> [EXERCISE TASK]
Find the word "government" in the data. Return every line where it appears.

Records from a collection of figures
* * * * *
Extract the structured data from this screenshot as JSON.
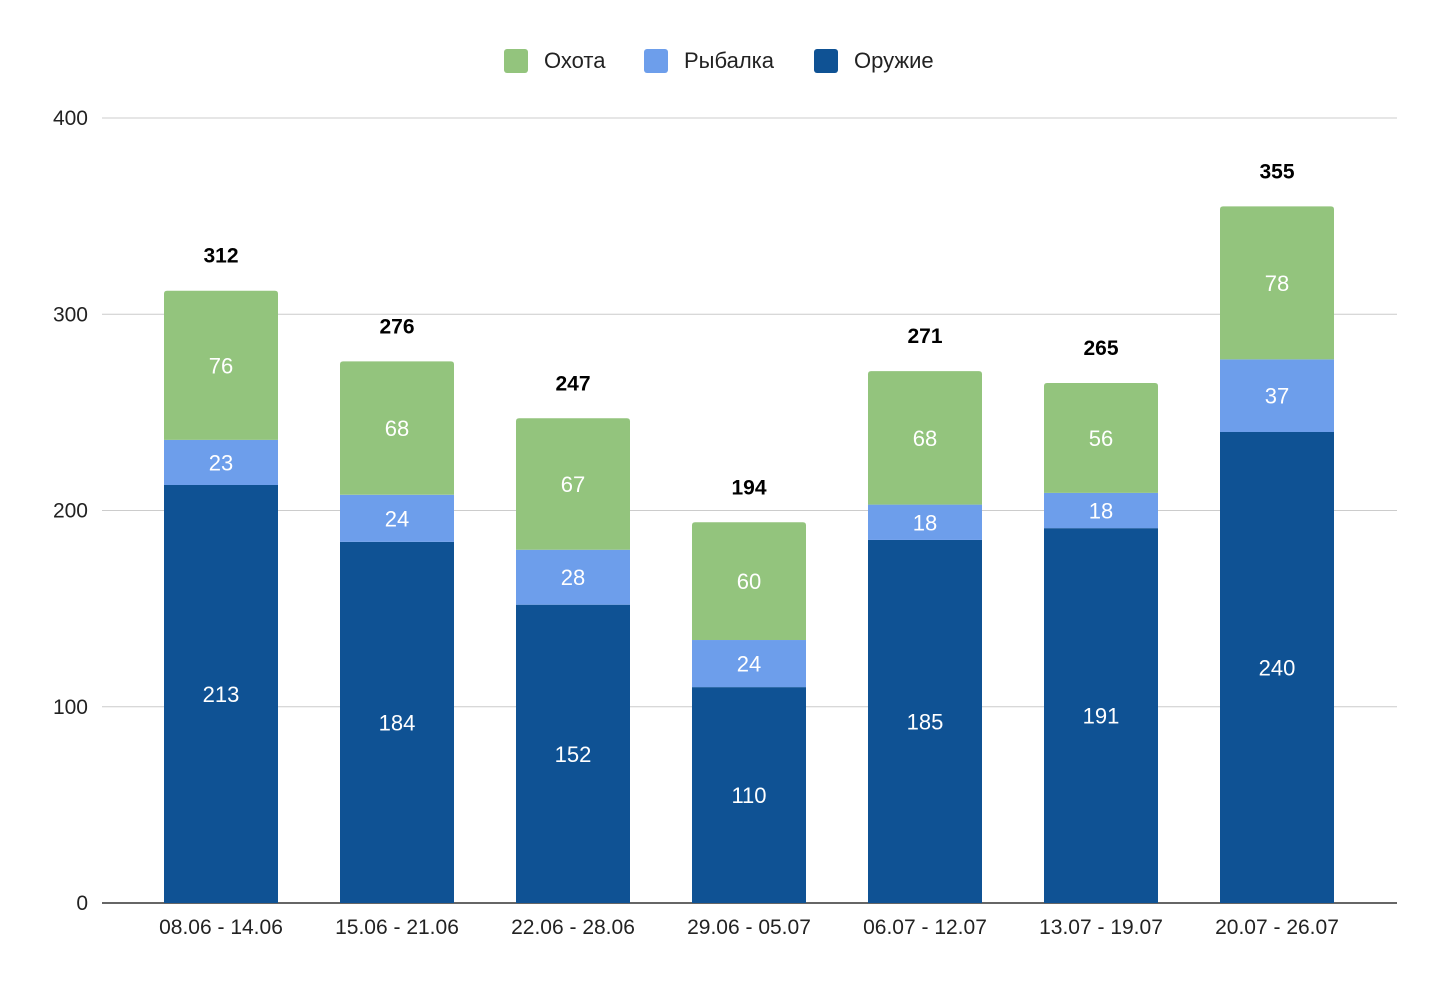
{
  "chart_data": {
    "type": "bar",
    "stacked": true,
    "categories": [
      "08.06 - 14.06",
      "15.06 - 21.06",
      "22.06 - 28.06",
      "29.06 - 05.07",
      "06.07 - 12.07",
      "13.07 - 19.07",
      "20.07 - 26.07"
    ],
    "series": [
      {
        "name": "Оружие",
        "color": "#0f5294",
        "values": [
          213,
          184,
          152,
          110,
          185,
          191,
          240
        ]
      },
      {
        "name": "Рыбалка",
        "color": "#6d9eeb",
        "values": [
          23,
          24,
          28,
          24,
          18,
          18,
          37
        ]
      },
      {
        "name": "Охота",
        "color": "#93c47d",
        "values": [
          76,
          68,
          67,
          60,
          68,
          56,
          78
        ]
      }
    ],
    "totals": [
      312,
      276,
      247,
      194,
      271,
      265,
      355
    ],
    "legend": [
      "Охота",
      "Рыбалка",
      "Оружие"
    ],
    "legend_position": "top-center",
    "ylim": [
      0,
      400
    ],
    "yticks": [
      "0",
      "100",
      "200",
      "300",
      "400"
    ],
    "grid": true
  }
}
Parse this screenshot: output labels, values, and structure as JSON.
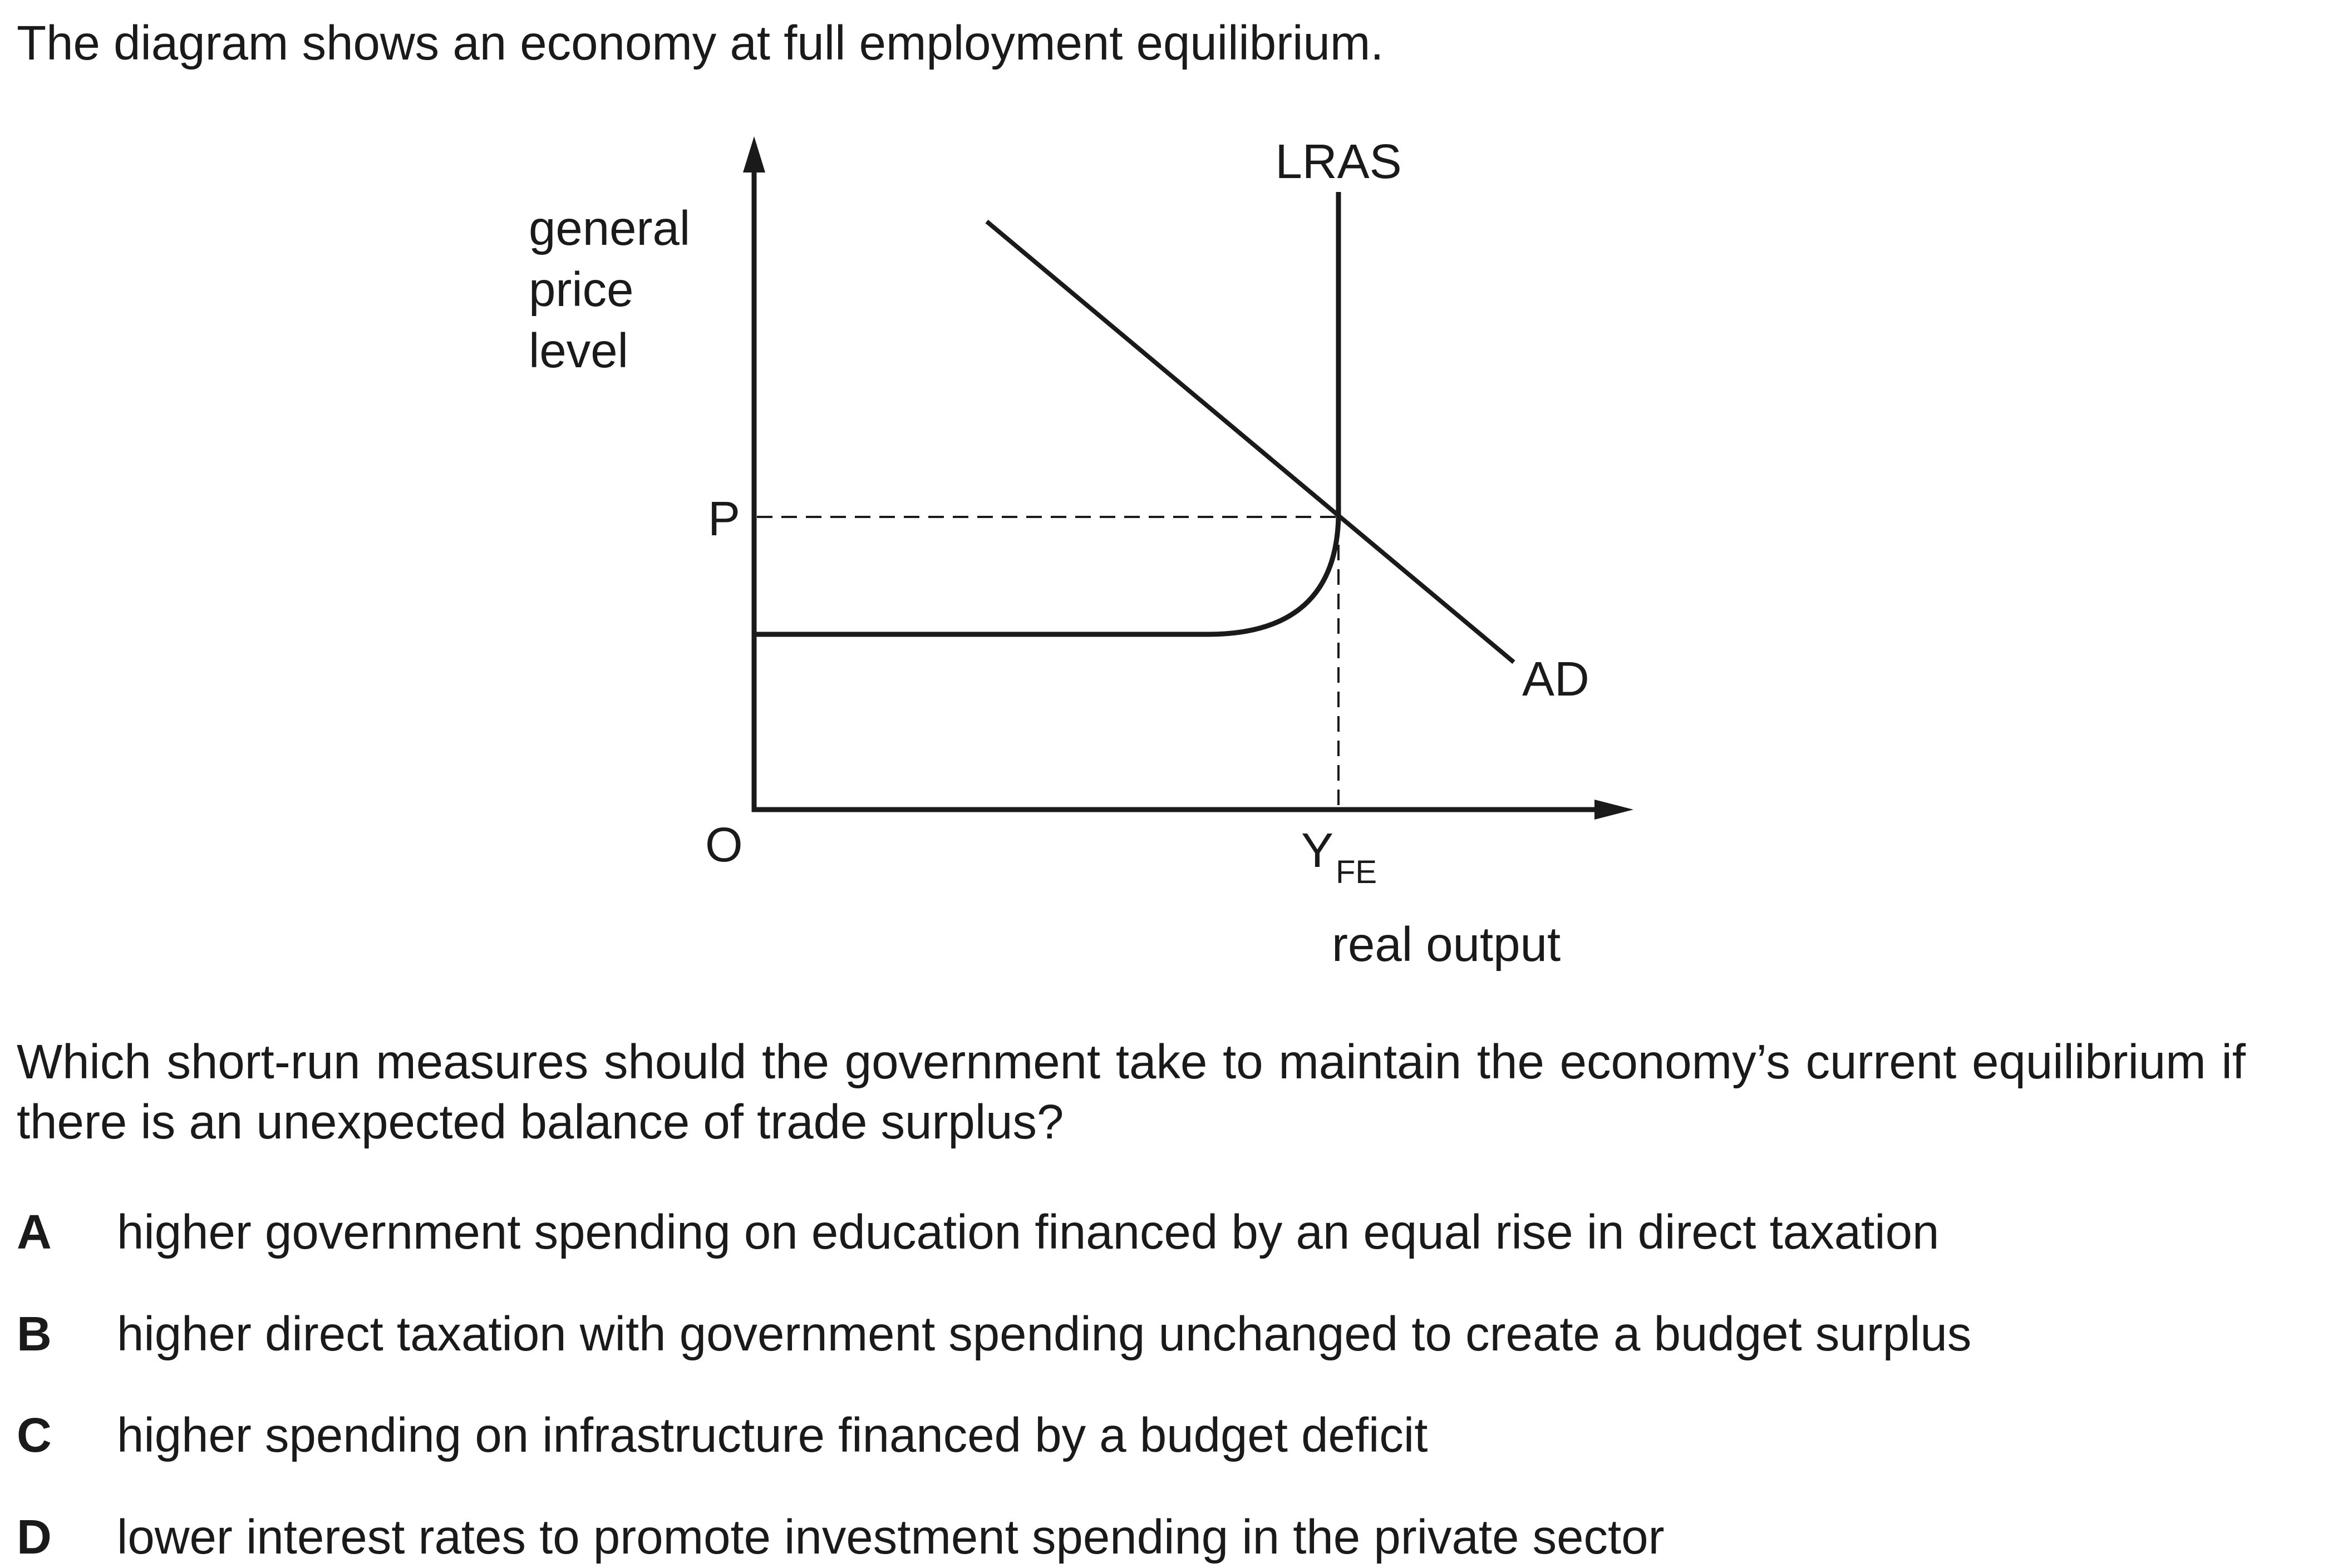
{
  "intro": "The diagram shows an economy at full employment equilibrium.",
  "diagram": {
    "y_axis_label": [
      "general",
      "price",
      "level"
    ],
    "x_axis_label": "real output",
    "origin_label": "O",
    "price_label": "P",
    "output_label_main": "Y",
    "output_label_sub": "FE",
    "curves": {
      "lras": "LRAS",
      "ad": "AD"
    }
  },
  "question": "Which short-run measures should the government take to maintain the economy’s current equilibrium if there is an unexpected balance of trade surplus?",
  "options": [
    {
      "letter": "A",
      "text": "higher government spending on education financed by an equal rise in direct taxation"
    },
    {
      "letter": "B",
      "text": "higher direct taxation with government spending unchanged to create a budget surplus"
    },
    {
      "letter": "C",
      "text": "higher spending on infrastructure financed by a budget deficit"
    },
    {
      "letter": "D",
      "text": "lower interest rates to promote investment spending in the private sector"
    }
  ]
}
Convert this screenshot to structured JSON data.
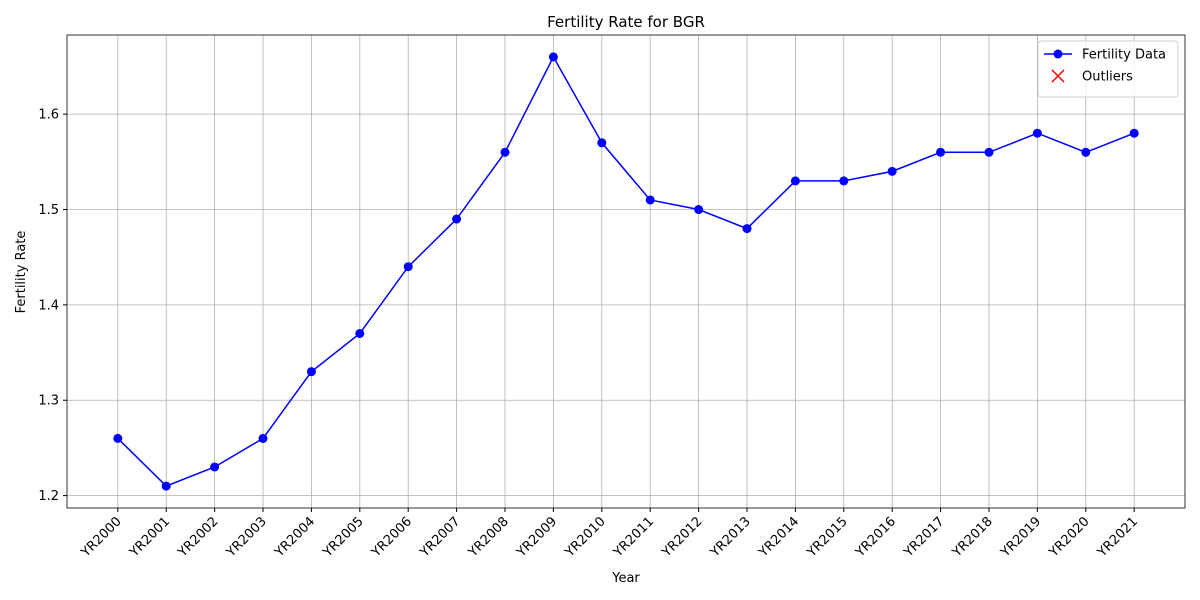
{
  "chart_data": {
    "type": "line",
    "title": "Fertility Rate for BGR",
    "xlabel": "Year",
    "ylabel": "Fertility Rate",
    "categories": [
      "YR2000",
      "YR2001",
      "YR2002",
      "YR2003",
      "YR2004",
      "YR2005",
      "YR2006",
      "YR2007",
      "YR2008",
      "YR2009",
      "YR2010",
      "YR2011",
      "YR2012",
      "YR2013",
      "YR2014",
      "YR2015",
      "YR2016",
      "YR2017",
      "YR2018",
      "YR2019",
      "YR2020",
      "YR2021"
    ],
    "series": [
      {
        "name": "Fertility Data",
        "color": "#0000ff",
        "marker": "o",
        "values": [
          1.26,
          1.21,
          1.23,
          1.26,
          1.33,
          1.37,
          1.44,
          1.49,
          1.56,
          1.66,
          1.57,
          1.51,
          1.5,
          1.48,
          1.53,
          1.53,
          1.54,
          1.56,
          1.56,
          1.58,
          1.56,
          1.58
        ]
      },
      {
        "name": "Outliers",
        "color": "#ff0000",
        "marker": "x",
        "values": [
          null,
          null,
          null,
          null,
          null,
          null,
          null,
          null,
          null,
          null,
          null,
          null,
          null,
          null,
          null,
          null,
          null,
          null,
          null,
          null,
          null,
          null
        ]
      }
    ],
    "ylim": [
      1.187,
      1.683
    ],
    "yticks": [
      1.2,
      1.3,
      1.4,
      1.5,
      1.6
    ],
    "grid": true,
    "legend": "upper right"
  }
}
* * * * *
> [CORRECT ANSWER]
  "question": "Which short-run measures should the government take to maintain the economy’s current equilibrium if there is an unexpected balance of trade surplus?",
      "text": "higher government spending on education financed by an equal rise in direct taxation"
      "text": "higher direct taxation with government spending unchanged to create a budget surplus"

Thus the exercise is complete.